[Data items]
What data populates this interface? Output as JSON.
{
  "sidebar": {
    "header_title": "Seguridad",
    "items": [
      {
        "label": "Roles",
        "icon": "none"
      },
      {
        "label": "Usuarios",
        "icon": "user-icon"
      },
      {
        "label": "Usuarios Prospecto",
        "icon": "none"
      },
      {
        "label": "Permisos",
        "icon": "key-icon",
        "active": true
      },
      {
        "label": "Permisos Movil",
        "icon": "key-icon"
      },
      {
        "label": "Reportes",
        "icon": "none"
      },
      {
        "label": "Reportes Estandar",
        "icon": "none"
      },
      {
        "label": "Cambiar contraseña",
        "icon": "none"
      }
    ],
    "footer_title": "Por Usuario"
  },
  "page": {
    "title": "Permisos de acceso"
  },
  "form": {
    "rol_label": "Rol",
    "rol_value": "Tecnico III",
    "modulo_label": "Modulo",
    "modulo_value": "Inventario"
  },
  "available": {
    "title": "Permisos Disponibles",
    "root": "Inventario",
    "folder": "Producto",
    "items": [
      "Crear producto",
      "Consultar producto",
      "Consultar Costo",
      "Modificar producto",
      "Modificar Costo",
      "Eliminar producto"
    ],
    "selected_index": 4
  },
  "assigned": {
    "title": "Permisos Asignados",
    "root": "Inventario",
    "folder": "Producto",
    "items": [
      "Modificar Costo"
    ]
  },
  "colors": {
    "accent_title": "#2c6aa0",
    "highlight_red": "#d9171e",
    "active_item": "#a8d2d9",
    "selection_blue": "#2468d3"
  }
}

= Task brief =
Identify every line above with the string "Consultar" in it. Copy those lines.

= Output for this task =
      "Consultar producto",
      "Consultar Costo",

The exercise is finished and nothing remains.